AIM OF THE EXERCISE: From the entries below, gather each line containing the word "INSTITUCIONAL".

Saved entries
━━━━━━━━

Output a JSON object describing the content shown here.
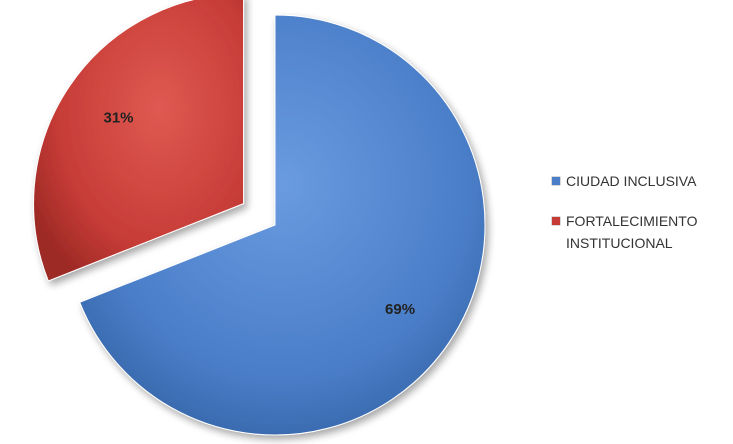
{
  "chart_data": {
    "type": "pie",
    "title": "",
    "style": "3d-exploded",
    "legend_position": "right",
    "slices": [
      {
        "name": "CIUDAD INCLUSIVA",
        "value": 69,
        "label": "69%",
        "color": "#4a7ec8"
      },
      {
        "name": "FORTALECIMIENTO INSTITUCIONAL",
        "value": 31,
        "label": "31%",
        "color": "#c63b36"
      }
    ]
  },
  "legend": {
    "items": [
      {
        "text_lines": "CIUDAD INCLUSIVA",
        "color": "#4a7ec8"
      },
      {
        "text_lines": "FORTALECIMIENTO INSTITUCIONAL",
        "color": "#c63b36"
      }
    ]
  }
}
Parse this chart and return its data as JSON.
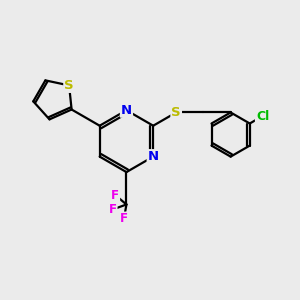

━━━━━━━━

RESULT OF THIS TASK:
        "name": "FORTALECIMIENTO INSTITUCIONAL",
        "text_lines": "FORTALECIMIENTO INSTITUCIONAL",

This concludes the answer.